__Stored data__
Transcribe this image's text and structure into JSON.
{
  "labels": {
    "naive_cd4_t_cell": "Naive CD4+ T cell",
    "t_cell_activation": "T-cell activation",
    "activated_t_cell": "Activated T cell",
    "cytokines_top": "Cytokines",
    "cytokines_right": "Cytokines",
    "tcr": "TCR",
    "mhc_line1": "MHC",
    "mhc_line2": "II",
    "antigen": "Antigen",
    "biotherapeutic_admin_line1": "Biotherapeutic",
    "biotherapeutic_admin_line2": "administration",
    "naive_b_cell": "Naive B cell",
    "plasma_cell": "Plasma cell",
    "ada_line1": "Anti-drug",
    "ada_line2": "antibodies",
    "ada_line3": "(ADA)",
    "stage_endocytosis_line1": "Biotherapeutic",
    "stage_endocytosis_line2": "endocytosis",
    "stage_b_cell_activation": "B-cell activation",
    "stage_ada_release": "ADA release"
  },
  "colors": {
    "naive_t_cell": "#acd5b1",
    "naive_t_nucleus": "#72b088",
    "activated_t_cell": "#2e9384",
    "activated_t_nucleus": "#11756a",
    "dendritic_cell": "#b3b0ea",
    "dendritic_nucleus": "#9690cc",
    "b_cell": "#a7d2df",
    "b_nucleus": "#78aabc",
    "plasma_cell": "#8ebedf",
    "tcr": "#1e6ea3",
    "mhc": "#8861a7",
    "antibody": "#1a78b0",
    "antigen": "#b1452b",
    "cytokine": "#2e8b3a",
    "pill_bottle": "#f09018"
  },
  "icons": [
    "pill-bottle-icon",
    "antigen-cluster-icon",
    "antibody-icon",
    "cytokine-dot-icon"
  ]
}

__DIRECTIONS__
Repeat the data exactly as it was given above.

__EXPECTED ANSWER__
Transcribe this image's text and structure into JSON.
{
  "labels": {
    "naive_cd4_t_cell": "Naive CD4+ T cell",
    "t_cell_activation": "T-cell activation",
    "activated_t_cell": "Activated T cell",
    "cytokines_top": "Cytokines",
    "cytokines_right": "Cytokines",
    "tcr": "TCR",
    "mhc_line1": "MHC",
    "mhc_line2": "II",
    "antigen": "Antigen",
    "biotherapeutic_admin_line1": "Biotherapeutic",
    "biotherapeutic_admin_line2": "administration",
    "naive_b_cell": "Naive B cell",
    "plasma_cell": "Plasma cell",
    "ada_line1": "Anti-drug",
    "ada_line2": "antibodies",
    "ada_line3": "(ADA)",
    "stage_endocytosis_line1": "Biotherapeutic",
    "stage_endocytosis_line2": "endocytosis",
    "stage_b_cell_activation": "B-cell activation",
    "stage_ada_release": "ADA release"
  },
  "colors": {
    "naive_t_cell": "#acd5b1",
    "naive_t_nucleus": "#72b088",
    "activated_t_cell": "#2e9384",
    "activated_t_nucleus": "#11756a",
    "dendritic_cell": "#b3b0ea",
    "dendritic_nucleus": "#9690cc",
    "b_cell": "#a7d2df",
    "b_nucleus": "#78aabc",
    "plasma_cell": "#8ebedf",
    "tcr": "#1e6ea3",
    "mhc": "#8861a7",
    "antibody": "#1a78b0",
    "antigen": "#b1452b",
    "cytokine": "#2e8b3a",
    "pill_bottle": "#f09018"
  },
  "icons": [
    "pill-bottle-icon",
    "antigen-cluster-icon",
    "antibody-icon",
    "cytokine-dot-icon"
  ]
}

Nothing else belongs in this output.